→ **Task prompt**:
Output every line below without omitting or altering anything.

→ **The data**:
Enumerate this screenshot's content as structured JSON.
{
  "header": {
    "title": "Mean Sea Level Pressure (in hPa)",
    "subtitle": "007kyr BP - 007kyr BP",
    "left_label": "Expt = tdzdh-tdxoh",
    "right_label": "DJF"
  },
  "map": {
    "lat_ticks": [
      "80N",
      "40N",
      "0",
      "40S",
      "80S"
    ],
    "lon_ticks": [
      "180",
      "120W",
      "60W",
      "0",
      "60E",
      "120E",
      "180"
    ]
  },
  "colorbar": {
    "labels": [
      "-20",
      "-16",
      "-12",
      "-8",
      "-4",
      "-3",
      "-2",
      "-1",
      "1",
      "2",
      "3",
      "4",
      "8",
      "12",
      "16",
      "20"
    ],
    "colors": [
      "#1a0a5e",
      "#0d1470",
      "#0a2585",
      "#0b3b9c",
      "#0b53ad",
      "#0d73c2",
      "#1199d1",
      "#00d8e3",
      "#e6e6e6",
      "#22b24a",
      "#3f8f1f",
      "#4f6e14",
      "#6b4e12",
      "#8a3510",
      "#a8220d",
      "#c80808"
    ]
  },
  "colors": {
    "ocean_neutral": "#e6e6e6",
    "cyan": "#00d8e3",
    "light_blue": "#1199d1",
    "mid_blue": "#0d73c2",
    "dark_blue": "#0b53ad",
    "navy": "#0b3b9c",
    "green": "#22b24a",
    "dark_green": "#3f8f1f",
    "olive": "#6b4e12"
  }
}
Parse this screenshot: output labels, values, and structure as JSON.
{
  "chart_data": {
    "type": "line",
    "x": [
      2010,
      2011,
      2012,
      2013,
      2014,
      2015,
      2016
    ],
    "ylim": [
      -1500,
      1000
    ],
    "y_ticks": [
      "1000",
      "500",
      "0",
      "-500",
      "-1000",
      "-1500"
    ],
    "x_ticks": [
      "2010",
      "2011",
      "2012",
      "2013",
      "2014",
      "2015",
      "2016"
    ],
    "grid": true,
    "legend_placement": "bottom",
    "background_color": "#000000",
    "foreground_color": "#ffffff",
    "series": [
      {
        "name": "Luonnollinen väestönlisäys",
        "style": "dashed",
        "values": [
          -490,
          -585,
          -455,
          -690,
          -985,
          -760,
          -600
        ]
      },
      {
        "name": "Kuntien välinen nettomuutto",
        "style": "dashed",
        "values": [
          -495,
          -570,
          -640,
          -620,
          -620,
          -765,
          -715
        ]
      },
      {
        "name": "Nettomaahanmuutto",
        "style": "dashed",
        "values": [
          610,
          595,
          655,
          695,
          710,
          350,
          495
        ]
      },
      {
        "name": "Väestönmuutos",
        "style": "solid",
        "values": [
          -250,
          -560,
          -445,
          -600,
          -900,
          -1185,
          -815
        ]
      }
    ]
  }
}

→ **Result for this exercise**:
Enumerate this screenshot's content as structured JSON.
{
  "header": {
    "title": "Mean Sea Level Pressure (in hPa)",
    "subtitle": "007kyr BP - 007kyr BP",
    "left_label": "Expt = tdzdh-tdxoh",
    "right_label": "DJF"
  },
  "map": {
    "lat_ticks": [
      "80N",
      "40N",
      "0",
      "40S",
      "80S"
    ],
    "lon_ticks": [
      "180",
      "120W",
      "60W",
      "0",
      "60E",
      "120E",
      "180"
    ]
  },
  "colorbar": {
    "labels": [
      "-20",
      "-16",
      "-12",
      "-8",
      "-4",
      "-3",
      "-2",
      "-1",
      "1",
      "2",
      "3",
      "4",
      "8",
      "12",
      "16",
      "20"
    ],
    "colors": [
      "#1a0a5e",
      "#0d1470",
      "#0a2585",
      "#0b3b9c",
      "#0b53ad",
      "#0d73c2",
      "#1199d1",
      "#00d8e3",
      "#e6e6e6",
      "#22b24a",
      "#3f8f1f",
      "#4f6e14",
      "#6b4e12",
      "#8a3510",
      "#a8220d",
      "#c80808"
    ]
  },
  "colors": {
    "ocean_neutral": "#e6e6e6",
    "cyan": "#00d8e3",
    "light_blue": "#1199d1",
    "mid_blue": "#0d73c2",
    "dark_blue": "#0b53ad",
    "navy": "#0b3b9c",
    "green": "#22b24a",
    "dark_green": "#3f8f1f",
    "olive": "#6b4e12"
  }
}
Parse this screenshot: output labels, values, and structure as JSON.
{
  "chart_data": {
    "type": "line",
    "x": [
      2010,
      2011,
      2012,
      2013,
      2014,
      2015,
      2016
    ],
    "ylim": [
      -1500,
      1000
    ],
    "y_ticks": [
      "1000",
      "500",
      "0",
      "-500",
      "-1000",
      "-1500"
    ],
    "x_ticks": [
      "2010",
      "2011",
      "2012",
      "2013",
      "2014",
      "2015",
      "2016"
    ],
    "grid": true,
    "legend_placement": "bottom",
    "background_color": "#000000",
    "foreground_color": "#ffffff",
    "series": [
      {
        "name": "Luonnollinen väestönlisäys",
        "style": "dashed",
        "values": [
          -490,
          -585,
          -455,
          -690,
          -985,
          -760,
          -600
        ]
      },
      {
        "name": "Kuntien välinen nettomuutto",
        "style": "dashed",
        "values": [
          -495,
          -570,
          -640,
          -620,
          -620,
          -765,
          -715
        ]
      },
      {
        "name": "Nettomaahanmuutto",
        "style": "dashed",
        "values": [
          610,
          595,
          655,
          695,
          710,
          350,
          495
        ]
      },
      {
        "name": "Väestönmuutos",
        "style": "solid",
        "values": [
          -250,
          -560,
          -445,
          -600,
          -900,
          -1185,
          -815
        ]
      }
    ]
  }
}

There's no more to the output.